### Task statement
Take the records underneath and set them down exactly.

### Data entries
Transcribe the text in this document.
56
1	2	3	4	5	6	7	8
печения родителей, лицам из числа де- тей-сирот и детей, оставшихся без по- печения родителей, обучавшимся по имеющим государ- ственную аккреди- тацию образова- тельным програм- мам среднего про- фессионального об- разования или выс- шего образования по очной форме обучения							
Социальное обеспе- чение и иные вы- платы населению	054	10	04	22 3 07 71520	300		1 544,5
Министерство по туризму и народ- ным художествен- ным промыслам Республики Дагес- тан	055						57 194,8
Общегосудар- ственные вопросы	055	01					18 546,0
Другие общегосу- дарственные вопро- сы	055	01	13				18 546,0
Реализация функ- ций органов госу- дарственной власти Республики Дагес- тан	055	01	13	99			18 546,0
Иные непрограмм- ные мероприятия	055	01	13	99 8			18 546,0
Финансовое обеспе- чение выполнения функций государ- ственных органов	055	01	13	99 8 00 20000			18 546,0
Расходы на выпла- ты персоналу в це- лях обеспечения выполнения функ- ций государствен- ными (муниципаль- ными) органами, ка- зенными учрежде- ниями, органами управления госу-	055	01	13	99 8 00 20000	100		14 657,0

### Correct output
Transcribe the text in this document.
56
1	2	3	4	5	6	7	8
печения родителей, лицам из числа де- тей-сирот и детей, оставшихся без по- печения родителей, обучавшимся по имеющим государ- ственную аккреди- тацию образова- тельным програм- мам среднего про- фессионального об- разования или выс- шего образования по очной форме обучения							
Социальное обеспе- чение и иные вы- платы населению	054	10	04	22 3 07 71520	300		1 544,5
Министерство по туризму и народ- ным художествен- ным промыслам Республики Дагес- тан	055						57 194,8
Общегосудар- ственные вопросы	055	01					18 546,0
Другие общегосу- дарственные вопро- сы	055	01	13				18 546,0
Реализация функ- ций органов госу- дарственной власти Республики Дагес- тан	055	01	13	99			18 546,0
Иные непрограмм- ные мероприятия	055	01	13	99 8			18 546,0
Финансовое обеспе- чение выполнения функций государ- ственных органов	055	01	13	99 8 00 20000			18 546,0
Расходы на выпла- ты персоналу в це- лях обеспечения выполнения функ- ций государствен- ными (муниципаль- ными) органами, ка- зенными учрежде- ниями, органами управления госу-	055	01	13	99 8 00 20000	100		14 657,0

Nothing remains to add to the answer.